所给文段:
^^^^^^^^

Run status group 0 (all jobs):
   READ: bw=347MiB/s (364MB/s), 347MiB/s-347MiB/s (364MB/s-364MB/s), io=10.0GiB (10.7GB), run=29479-29479msec

4.2 在 Pod 中顺序读测试

进入 Pod

1
2
3
kubectl exec -it lustre-demo bash

cd /data

执行测试

 1
 2
 3
 4
 5
 6
 7
 8
 9
10
11
12
13
14
15
16
17
18
19
20
21
22
23
24
25
26
27
28
29
30
31
fio -direct=1 -iodepth=32 -rw=read -ioengine=libaio -bs=4m -size=10g -numjobs=1 -runtime=1000 -group_reporting -filename=testfile --allow_mounted_write=1 -name=Sequ_Read_Testing

Sequ_Read_TestingA: (g=0): rw=read, bs=(R) 4096KiB-4096KiB, (W) 4096KiB-4096KiB, (T) 4096KiB-4096KiB, ioengine=libaio, iodepth=32
fio-3.16
Starting 1 process
Jobs: 1 (f=1): [R(1)][100.0%][r=364MiB/s][r=91 IOPS][eta 00m:00s]
Sequ_Read_TestingA: (groupid=0, jobs=1): err= 0: pid=563: Thu May 16 18:11:28 2024
  read: IOPS=78, BW=315MiB/s (330MB/s)(10.0GiB/32490msec)

^^^^^^^^

所给记录:
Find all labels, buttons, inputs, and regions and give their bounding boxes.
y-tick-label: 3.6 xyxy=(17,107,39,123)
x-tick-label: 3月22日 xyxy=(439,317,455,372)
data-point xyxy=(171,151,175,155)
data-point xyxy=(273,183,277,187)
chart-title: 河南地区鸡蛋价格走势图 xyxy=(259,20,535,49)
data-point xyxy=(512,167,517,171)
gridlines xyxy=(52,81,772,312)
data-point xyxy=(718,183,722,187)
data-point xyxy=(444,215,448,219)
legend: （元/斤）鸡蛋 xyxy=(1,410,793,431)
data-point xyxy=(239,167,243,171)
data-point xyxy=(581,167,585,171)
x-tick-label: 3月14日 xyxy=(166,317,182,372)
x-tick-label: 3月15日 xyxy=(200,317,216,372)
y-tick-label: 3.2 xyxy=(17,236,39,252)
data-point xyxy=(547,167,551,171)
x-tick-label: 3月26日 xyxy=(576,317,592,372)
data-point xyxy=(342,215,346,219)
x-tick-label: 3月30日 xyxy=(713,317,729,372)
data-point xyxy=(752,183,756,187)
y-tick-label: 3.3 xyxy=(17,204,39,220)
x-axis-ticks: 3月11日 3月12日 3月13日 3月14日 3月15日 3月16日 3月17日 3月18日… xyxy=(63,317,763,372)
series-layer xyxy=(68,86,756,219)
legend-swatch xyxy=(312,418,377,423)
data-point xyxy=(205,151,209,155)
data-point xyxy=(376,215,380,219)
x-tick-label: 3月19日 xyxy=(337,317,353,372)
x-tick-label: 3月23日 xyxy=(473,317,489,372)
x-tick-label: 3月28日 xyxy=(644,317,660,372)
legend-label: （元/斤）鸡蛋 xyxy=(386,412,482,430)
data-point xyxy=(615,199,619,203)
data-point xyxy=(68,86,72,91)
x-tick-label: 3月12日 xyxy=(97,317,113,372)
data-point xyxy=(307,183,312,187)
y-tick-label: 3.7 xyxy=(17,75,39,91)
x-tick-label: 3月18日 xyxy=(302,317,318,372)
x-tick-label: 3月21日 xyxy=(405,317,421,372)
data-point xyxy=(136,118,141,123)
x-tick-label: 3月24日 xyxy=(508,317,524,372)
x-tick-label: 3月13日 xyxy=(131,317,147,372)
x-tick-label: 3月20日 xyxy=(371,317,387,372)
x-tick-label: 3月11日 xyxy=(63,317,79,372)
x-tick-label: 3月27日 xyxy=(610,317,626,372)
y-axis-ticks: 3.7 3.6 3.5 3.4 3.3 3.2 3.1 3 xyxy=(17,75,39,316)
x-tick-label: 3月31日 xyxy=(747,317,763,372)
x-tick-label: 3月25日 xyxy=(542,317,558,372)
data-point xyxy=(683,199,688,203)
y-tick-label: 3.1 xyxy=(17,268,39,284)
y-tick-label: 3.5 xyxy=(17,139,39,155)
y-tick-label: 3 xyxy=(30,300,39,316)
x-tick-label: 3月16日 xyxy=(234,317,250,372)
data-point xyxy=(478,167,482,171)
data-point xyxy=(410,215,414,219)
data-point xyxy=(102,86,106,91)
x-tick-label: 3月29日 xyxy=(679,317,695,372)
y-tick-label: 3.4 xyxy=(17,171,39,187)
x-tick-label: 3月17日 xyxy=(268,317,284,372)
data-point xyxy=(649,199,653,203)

^^^^^^^^

任务要求:
把上文关于 Pod 顺序读测试的文段中“进入 Pod”这一句译成英文。

练习结果:
Enter the Pod.